» **STATED TASK**: Exact reproduction is required for all entries.
>> begin DATA PROVIDED
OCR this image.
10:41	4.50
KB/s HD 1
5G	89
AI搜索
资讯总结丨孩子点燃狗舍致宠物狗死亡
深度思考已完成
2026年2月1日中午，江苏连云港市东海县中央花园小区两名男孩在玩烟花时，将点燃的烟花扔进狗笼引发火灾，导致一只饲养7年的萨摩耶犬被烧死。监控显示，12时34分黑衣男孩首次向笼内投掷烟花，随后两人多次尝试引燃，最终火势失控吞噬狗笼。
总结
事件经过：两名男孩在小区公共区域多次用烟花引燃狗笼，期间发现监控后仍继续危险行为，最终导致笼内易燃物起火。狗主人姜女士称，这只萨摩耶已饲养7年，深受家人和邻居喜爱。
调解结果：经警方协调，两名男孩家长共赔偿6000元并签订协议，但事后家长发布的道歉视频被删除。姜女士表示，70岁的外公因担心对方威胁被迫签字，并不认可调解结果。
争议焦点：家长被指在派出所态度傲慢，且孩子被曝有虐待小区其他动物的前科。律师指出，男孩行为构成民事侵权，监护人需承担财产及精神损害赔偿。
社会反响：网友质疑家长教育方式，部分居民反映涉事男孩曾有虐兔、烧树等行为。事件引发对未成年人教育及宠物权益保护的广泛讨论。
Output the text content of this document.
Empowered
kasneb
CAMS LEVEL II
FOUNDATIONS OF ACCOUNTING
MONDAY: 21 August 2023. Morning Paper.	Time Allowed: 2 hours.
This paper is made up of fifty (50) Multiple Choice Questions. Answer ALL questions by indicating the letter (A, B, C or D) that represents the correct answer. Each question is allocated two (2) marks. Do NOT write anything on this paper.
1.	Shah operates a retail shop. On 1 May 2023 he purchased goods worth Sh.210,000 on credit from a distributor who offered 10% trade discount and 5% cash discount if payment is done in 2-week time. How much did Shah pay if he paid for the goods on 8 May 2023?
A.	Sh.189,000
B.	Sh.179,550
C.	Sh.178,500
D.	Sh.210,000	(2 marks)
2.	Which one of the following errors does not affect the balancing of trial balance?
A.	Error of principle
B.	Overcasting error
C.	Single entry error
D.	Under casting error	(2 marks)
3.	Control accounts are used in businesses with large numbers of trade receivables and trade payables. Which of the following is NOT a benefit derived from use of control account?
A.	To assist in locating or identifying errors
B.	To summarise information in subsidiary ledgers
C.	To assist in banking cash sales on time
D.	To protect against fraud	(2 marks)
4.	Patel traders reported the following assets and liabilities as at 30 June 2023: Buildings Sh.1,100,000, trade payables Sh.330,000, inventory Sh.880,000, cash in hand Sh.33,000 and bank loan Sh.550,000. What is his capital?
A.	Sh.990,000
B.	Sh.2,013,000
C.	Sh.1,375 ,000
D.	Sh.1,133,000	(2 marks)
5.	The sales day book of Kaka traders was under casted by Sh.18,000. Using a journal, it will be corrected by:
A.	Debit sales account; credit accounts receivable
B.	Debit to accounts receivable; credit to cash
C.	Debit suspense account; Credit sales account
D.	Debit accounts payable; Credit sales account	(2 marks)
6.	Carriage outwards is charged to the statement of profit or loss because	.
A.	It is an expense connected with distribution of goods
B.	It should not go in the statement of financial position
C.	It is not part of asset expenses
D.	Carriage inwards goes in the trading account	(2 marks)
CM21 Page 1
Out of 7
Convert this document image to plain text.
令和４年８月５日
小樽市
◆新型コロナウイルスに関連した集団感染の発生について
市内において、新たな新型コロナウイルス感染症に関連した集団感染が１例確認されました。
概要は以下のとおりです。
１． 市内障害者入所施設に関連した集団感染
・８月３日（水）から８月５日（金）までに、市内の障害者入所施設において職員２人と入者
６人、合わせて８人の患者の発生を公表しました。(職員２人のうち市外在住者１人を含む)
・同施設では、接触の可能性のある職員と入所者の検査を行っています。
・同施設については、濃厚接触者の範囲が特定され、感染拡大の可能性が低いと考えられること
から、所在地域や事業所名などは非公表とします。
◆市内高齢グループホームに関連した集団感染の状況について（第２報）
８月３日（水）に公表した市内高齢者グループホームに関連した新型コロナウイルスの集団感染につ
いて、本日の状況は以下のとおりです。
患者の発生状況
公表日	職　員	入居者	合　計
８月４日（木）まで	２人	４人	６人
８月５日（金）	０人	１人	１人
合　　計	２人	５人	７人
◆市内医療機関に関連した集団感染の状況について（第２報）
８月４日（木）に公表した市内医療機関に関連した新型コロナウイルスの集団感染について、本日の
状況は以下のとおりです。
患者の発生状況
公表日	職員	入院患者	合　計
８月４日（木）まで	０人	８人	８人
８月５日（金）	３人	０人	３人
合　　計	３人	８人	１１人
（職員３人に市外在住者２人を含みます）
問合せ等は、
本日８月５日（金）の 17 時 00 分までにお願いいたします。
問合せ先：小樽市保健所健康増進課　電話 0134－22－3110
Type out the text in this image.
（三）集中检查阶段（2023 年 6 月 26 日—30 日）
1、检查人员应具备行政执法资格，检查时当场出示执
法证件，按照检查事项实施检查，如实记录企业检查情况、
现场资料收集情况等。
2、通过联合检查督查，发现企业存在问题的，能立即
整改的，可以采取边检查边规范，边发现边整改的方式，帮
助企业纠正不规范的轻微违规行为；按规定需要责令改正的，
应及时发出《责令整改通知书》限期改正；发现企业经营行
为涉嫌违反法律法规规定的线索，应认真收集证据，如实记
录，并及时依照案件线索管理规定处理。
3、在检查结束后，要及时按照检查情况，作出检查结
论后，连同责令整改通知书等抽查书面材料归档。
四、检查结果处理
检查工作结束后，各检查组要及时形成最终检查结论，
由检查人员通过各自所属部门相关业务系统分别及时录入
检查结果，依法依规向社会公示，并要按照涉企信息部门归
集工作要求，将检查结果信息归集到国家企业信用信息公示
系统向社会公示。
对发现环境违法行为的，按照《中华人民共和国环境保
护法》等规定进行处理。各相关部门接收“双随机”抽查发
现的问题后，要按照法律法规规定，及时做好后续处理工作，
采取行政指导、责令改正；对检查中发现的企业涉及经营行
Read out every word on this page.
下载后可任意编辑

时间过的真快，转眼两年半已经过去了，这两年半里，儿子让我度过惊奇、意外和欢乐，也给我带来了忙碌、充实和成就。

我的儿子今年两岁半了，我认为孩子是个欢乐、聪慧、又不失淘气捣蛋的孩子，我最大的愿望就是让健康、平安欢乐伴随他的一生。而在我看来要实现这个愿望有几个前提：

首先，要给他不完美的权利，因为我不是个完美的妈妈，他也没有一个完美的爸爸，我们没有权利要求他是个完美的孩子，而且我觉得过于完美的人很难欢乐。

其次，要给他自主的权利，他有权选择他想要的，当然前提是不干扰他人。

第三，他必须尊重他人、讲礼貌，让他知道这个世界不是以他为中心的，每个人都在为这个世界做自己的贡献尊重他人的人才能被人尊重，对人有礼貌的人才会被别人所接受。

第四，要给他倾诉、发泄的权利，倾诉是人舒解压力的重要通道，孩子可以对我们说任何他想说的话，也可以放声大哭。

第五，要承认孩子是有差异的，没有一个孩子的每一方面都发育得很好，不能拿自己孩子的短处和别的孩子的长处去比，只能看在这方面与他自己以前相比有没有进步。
>> end DATA PROVIDED
» **COMPLETE ANSWER**:
OCR this image.
10:41	4.50
KB/s HD 1
5G	89
AI搜索
资讯总结丨孩子点燃狗舍致宠物狗死亡
深度思考已完成
2026年2月1日中午，江苏连云港市东海县中央花园小区两名男孩在玩烟花时，将点燃的烟花扔进狗笼引发火灾，导致一只饲养7年的萨摩耶犬被烧死。监控显示，12时34分黑衣男孩首次向笼内投掷烟花，随后两人多次尝试引燃，最终火势失控吞噬狗笼。
总结
事件经过：两名男孩在小区公共区域多次用烟花引燃狗笼，期间发现监控后仍继续危险行为，最终导致笼内易燃物起火。狗主人姜女士称，这只萨摩耶已饲养7年，深受家人和邻居喜爱。
调解结果：经警方协调，两名男孩家长共赔偿6000元并签订协议，但事后家长发布的道歉视频被删除。姜女士表示，70岁的外公因担心对方威胁被迫签字，并不认可调解结果。
争议焦点：家长被指在派出所态度傲慢，且孩子被曝有虐待小区其他动物的前科。律师指出，男孩行为构成民事侵权，监护人需承担财产及精神损害赔偿。
社会反响：网友质疑家长教育方式，部分居民反映涉事男孩曾有虐兔、烧树等行为。事件引发对未成年人教育及宠物权益保护的广泛讨论。
Output the text content of this document.
Empowered
kasneb
CAMS LEVEL II
FOUNDATIONS OF ACCOUNTING
MONDAY: 21 August 2023. Morning Paper.	Time Allowed: 2 hours.
This paper is made up of fifty (50) Multiple Choice Questions. Answer ALL questions by indicating the letter (A, B, C or D) that represents the correct answer. Each question is allocated two (2) marks. Do NOT write anything on this paper.
1.	Shah operates a retail shop. On 1 May 2023 he purchased goods worth Sh.210,000 on credit from a distributor who offered 10% trade discount and 5% cash discount if payment is done in 2-week time. How much did Shah pay if he paid for the goods on 8 May 2023?
A.	Sh.189,000
B.	Sh.179,550
C.	Sh.178,500
D.	Sh.210,000	(2 marks)
2.	Which one of the following errors does not affect the balancing of trial balance?
A.	Error of principle
B.	Overcasting error
C.	Single entry error
D.	Under casting error	(2 marks)
3.	Control accounts are used in businesses with large numbers of trade receivables and trade payables. Which of the following is NOT a benefit derived from use of control account?
A.	To assist in locating or identifying errors
B.	To summarise information in subsidiary ledgers
C.	To assist in banking cash sales on time
D.	To protect against fraud	(2 marks)
4.	Patel traders reported the following assets and liabilities as at 30 June 2023: Buildings Sh.1,100,000, trade payables Sh.330,000, inventory Sh.880,000, cash in hand Sh.33,000 and bank loan Sh.550,000. What is his capital?
A.	Sh.990,000
B.	Sh.2,013,000
C.	Sh.1,375 ,000
D.	Sh.1,133,000	(2 marks)
5.	The sales day book of Kaka traders was under casted by Sh.18,000. Using a journal, it will be corrected by:
A.	Debit sales account; credit accounts receivable
B.	Debit to accounts receivable; credit to cash
C.	Debit suspense account; Credit sales account
D.	Debit accounts payable; Credit sales account	(2 marks)
6.	Carriage outwards is charged to the statement of profit or loss because	.
A.	It is an expense connected with distribution of goods
B.	It should not go in the statement of financial position
C.	It is not part of asset expenses
D.	Carriage inwards goes in the trading account	(2 marks)
CM21 Page 1
Out of 7
Convert this document image to plain text.
令和４年８月５日
小樽市
◆新型コロナウイルスに関連した集団感染の発生について
市内において、新たな新型コロナウイルス感染症に関連した集団感染が１例確認されました。
概要は以下のとおりです。
１． 市内障害者入所施設に関連した集団感染
・８月３日（水）から８月５日（金）までに、市内の障害者入所施設において職員２人と入者
６人、合わせて８人の患者の発生を公表しました。(職員２人のうち市外在住者１人を含む)
・同施設では、接触の可能性のある職員と入所者の検査を行っています。
・同施設については、濃厚接触者の範囲が特定され、感染拡大の可能性が低いと考えられること
から、所在地域や事業所名などは非公表とします。
◆市内高齢グループホームに関連した集団感染の状況について（第２報）
８月３日（水）に公表した市内高齢者グループホームに関連した新型コロナウイルスの集団感染につ
いて、本日の状況は以下のとおりです。
患者の発生状況
公表日	職　員	入居者	合　計
８月４日（木）まで	２人	４人	６人
８月５日（金）	０人	１人	１人
合　　計	２人	５人	７人
◆市内医療機関に関連した集団感染の状況について（第２報）
８月４日（木）に公表した市内医療機関に関連した新型コロナウイルスの集団感染について、本日の
状況は以下のとおりです。
患者の発生状況
公表日	職員	入院患者	合　計
８月４日（木）まで	０人	８人	８人
８月５日（金）	３人	０人	３人
合　　計	３人	８人	１１人
（職員３人に市外在住者２人を含みます）
問合せ等は、
本日８月５日（金）の 17 時 00 分までにお願いいたします。
問合せ先：小樽市保健所健康増進課　電話 0134－22－3110
Type out the text in this image.
（三）集中检查阶段（2023 年 6 月 26 日—30 日）
1、检查人员应具备行政执法资格，检查时当场出示执
法证件，按照检查事项实施检查，如实记录企业检查情况、
现场资料收集情况等。
2、通过联合检查督查，发现企业存在问题的，能立即
整改的，可以采取边检查边规范，边发现边整改的方式，帮
助企业纠正不规范的轻微违规行为；按规定需要责令改正的，
应及时发出《责令整改通知书》限期改正；发现企业经营行
为涉嫌违反法律法规规定的线索，应认真收集证据，如实记
录，并及时依照案件线索管理规定处理。
3、在检查结束后，要及时按照检查情况，作出检查结
论后，连同责令整改通知书等抽查书面材料归档。
四、检查结果处理
检查工作结束后，各检查组要及时形成最终检查结论，
由检查人员通过各自所属部门相关业务系统分别及时录入
检查结果，依法依规向社会公示，并要按照涉企信息部门归
集工作要求，将检查结果信息归集到国家企业信用信息公示
系统向社会公示。
对发现环境违法行为的，按照《中华人民共和国环境保
护法》等规定进行处理。各相关部门接收“双随机”抽查发
现的问题后，要按照法律法规规定，及时做好后续处理工作，
采取行政指导、责令改正；对检查中发现的企业涉及经营行
Read out every word on this page.
下载后可任意编辑

时间过的真快，转眼两年半已经过去了，这两年半里，儿子让我度过惊奇、意外和欢乐，也给我带来了忙碌、充实和成就。

我的儿子今年两岁半了，我认为孩子是个欢乐、聪慧、又不失淘气捣蛋的孩子，我最大的愿望就是让健康、平安欢乐伴随他的一生。而在我看来要实现这个愿望有几个前提：

首先，要给他不完美的权利，因为我不是个完美的妈妈，他也没有一个完美的爸爸，我们没有权利要求他是个完美的孩子，而且我觉得过于完美的人很难欢乐。

其次，要给他自主的权利，他有权选择他想要的，当然前提是不干扰他人。

第三，他必须尊重他人、讲礼貌，让他知道这个世界不是以他为中心的，每个人都在为这个世界做自己的贡献尊重他人的人才能被人尊重，对人有礼貌的人才会被别人所接受。

第四，要给他倾诉、发泄的权利，倾诉是人舒解压力的重要通道，孩子可以对我们说任何他想说的话，也可以放声大哭。

第五，要承认孩子是有差异的，没有一个孩子的每一方面都发育得很好，不能拿自己孩子的短处和别的孩子的长处去比，只能看在这方面与他自己以前相比有没有进步。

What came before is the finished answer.